What is required: Using the data below, repeat all of it precisely.

Supplied information:
═══

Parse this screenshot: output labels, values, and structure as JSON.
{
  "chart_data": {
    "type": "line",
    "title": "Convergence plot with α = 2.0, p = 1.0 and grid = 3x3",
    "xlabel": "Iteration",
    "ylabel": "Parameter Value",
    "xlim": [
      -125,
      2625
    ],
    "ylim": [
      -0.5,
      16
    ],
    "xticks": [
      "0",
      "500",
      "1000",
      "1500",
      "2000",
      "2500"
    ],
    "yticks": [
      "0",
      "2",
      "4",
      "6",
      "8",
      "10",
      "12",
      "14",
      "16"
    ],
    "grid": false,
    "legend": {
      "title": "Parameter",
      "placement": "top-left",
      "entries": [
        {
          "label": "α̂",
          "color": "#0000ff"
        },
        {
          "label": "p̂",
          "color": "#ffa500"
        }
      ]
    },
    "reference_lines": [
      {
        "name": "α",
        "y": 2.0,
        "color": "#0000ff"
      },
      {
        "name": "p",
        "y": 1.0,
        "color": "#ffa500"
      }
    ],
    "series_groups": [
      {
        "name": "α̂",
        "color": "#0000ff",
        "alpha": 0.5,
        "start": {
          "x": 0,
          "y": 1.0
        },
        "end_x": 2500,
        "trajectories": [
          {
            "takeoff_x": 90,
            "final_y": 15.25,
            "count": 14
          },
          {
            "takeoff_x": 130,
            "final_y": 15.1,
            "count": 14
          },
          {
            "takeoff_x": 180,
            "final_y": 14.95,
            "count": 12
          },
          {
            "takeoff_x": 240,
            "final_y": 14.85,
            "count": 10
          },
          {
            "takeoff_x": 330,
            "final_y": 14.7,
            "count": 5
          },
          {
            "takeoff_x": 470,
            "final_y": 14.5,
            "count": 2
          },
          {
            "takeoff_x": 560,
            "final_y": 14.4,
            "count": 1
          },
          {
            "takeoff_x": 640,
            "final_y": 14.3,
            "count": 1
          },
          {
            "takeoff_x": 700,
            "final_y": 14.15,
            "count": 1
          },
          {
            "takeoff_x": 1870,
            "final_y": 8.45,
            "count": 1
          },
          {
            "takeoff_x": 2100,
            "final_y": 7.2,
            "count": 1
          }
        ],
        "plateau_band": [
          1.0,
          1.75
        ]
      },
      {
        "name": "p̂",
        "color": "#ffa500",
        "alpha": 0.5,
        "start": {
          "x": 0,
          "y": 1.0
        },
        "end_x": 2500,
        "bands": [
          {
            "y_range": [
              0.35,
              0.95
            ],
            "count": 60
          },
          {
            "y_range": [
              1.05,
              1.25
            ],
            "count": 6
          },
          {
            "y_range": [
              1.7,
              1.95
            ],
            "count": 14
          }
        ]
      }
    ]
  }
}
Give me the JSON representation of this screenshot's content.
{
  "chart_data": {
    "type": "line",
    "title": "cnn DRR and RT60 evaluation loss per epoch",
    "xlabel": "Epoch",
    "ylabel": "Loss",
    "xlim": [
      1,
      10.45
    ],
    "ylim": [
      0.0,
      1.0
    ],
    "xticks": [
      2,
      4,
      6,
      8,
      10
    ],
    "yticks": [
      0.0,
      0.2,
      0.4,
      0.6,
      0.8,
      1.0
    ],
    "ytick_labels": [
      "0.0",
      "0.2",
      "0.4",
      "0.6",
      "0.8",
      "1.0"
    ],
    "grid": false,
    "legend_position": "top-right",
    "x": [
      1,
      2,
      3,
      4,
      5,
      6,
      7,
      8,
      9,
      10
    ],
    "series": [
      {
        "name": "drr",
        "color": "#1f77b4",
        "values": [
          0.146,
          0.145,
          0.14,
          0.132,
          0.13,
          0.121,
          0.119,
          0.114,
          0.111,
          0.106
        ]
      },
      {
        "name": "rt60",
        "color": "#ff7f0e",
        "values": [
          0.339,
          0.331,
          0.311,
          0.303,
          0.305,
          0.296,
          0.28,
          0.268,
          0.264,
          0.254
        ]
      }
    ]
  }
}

═══

Response below:
Parse this screenshot: output labels, values, and structure as JSON.
{
  "chart_data": {
    "type": "line",
    "title": "Convergence plot with α = 2.0, p = 1.0 and grid = 3x3",
    "xlabel": "Iteration",
    "ylabel": "Parameter Value",
    "xlim": [
      -125,
      2625
    ],
    "ylim": [
      -0.5,
      16
    ],
    "xticks": [
      "0",
      "500",
      "1000",
      "1500",
      "2000",
      "2500"
    ],
    "yticks": [
      "0",
      "2",
      "4",
      "6",
      "8",
      "10",
      "12",
      "14",
      "16"
    ],
    "grid": false,
    "legend": {
      "title": "Parameter",
      "placement": "top-left",
      "entries": [
        {
          "label": "α̂",
          "color": "#0000ff"
        },
        {
          "label": "p̂",
          "color": "#ffa500"
        }
      ]
    },
    "reference_lines": [
      {
        "name": "α",
        "y": 2.0,
        "color": "#0000ff"
      },
      {
        "name": "p",
        "y": 1.0,
        "color": "#ffa500"
      }
    ],
    "series_groups": [
      {
        "name": "α̂",
        "color": "#0000ff",
        "alpha": 0.5,
        "start": {
          "x": 0,
          "y": 1.0
        },
        "end_x": 2500,
        "trajectories": [
          {
            "takeoff_x": 90,
            "final_y": 15.25,
            "count": 14
          },
          {
            "takeoff_x": 130,
            "final_y": 15.1,
            "count": 14
          },
          {
            "takeoff_x": 180,
            "final_y": 14.95,
            "count": 12
          },
          {
            "takeoff_x": 240,
            "final_y": 14.85,
            "count": 10
          },
          {
            "takeoff_x": 330,
            "final_y": 14.7,
            "count": 5
          },
          {
            "takeoff_x": 470,
            "final_y": 14.5,
            "count": 2
          },
          {
            "takeoff_x": 560,
            "final_y": 14.4,
            "count": 1
          },
          {
            "takeoff_x": 640,
            "final_y": 14.3,
            "count": 1
          },
          {
            "takeoff_x": 700,
            "final_y": 14.15,
            "count": 1
          },
          {
            "takeoff_x": 1870,
            "final_y": 8.45,
            "count": 1
          },
          {
            "takeoff_x": 2100,
            "final_y": 7.2,
            "count": 1
          }
        ],
        "plateau_band": [
          1.0,
          1.75
        ]
      },
      {
        "name": "p̂",
        "color": "#ffa500",
        "alpha": 0.5,
        "start": {
          "x": 0,
          "y": 1.0
        },
        "end_x": 2500,
        "bands": [
          {
            "y_range": [
              0.35,
              0.95
            ],
            "count": 60
          },
          {
            "y_range": [
              1.05,
              1.25
            ],
            "count": 6
          },
          {
            "y_range": [
              1.7,
              1.95
            ],
            "count": 14
          }
        ]
      }
    ]
  }
}
Give me the JSON representation of this screenshot's content.
{
  "chart_data": {
    "type": "line",
    "title": "cnn DRR and RT60 evaluation loss per epoch",
    "xlabel": "Epoch",
    "ylabel": "Loss",
    "xlim": [
      1,
      10.45
    ],
    "ylim": [
      0.0,
      1.0
    ],
    "xticks": [
      2,
      4,
      6,
      8,
      10
    ],
    "yticks": [
      0.0,
      0.2,
      0.4,
      0.6,
      0.8,
      1.0
    ],
    "ytick_labels": [
      "0.0",
      "0.2",
      "0.4",
      "0.6",
      "0.8",
      "1.0"
    ],
    "grid": false,
    "legend_position": "top-right",
    "x": [
      1,
      2,
      3,
      4,
      5,
      6,
      7,
      8,
      9,
      10
    ],
    "series": [
      {
        "name": "drr",
        "color": "#1f77b4",
        "values": [
          0.146,
          0.145,
          0.14,
          0.132,
          0.13,
          0.121,
          0.119,
          0.114,
          0.111,
          0.106
        ]
      },
      {
        "name": "rt60",
        "color": "#ff7f0e",
        "values": [
          0.339,
          0.331,
          0.311,
          0.303,
          0.305,
          0.296,
          0.28,
          0.268,
          0.264,
          0.254
        ]
      }
    ]
  }
}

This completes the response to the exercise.